Input for this task:
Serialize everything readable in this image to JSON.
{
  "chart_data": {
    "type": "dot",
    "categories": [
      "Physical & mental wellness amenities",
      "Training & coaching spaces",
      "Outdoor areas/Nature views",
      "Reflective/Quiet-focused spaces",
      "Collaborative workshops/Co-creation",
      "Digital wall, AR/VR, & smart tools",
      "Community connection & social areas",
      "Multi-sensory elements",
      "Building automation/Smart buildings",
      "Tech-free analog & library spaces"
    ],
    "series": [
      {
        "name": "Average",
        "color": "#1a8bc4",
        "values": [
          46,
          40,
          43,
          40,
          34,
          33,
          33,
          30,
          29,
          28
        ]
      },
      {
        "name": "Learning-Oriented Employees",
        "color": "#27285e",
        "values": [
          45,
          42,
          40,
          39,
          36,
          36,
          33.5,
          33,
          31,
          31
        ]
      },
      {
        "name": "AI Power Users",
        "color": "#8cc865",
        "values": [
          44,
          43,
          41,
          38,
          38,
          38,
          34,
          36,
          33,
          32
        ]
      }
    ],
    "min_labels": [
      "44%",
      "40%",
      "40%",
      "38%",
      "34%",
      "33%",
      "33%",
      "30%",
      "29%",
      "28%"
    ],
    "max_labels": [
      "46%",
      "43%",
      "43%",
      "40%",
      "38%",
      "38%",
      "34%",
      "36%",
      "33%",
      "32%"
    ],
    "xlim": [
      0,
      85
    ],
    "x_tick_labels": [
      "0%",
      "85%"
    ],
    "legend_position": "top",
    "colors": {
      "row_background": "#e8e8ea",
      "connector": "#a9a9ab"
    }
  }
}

Problem description: Restate the whole listing exactly.

The completed task:
Serialize everything readable in this image to JSON.
{
  "chart_data": {
    "type": "dot",
    "categories": [
      "Physical & mental wellness amenities",
      "Training & coaching spaces",
      "Outdoor areas/Nature views",
      "Reflective/Quiet-focused spaces",
      "Collaborative workshops/Co-creation",
      "Digital wall, AR/VR, & smart tools",
      "Community connection & social areas",
      "Multi-sensory elements",
      "Building automation/Smart buildings",
      "Tech-free analog & library spaces"
    ],
    "series": [
      {
        "name": "Average",
        "color": "#1a8bc4",
        "values": [
          46,
          40,
          43,
          40,
          34,
          33,
          33,
          30,
          29,
          28
        ]
      },
      {
        "name": "Learning-Oriented Employees",
        "color": "#27285e",
        "values": [
          45,
          42,
          40,
          39,
          36,
          36,
          33.5,
          33,
          31,
          31
        ]
      },
      {
        "name": "AI Power Users",
        "color": "#8cc865",
        "values": [
          44,
          43,
          41,
          38,
          38,
          38,
          34,
          36,
          33,
          32
        ]
      }
    ],
    "min_labels": [
      "44%",
      "40%",
      "40%",
      "38%",
      "34%",
      "33%",
      "33%",
      "30%",
      "29%",
      "28%"
    ],
    "max_labels": [
      "46%",
      "43%",
      "43%",
      "40%",
      "38%",
      "38%",
      "34%",
      "36%",
      "33%",
      "32%"
    ],
    "xlim": [
      0,
      85
    ],
    "x_tick_labels": [
      "0%",
      "85%"
    ],
    "legend_position": "top",
    "colors": {
      "row_background": "#e8e8ea",
      "connector": "#a9a9ab"
    }
  }
}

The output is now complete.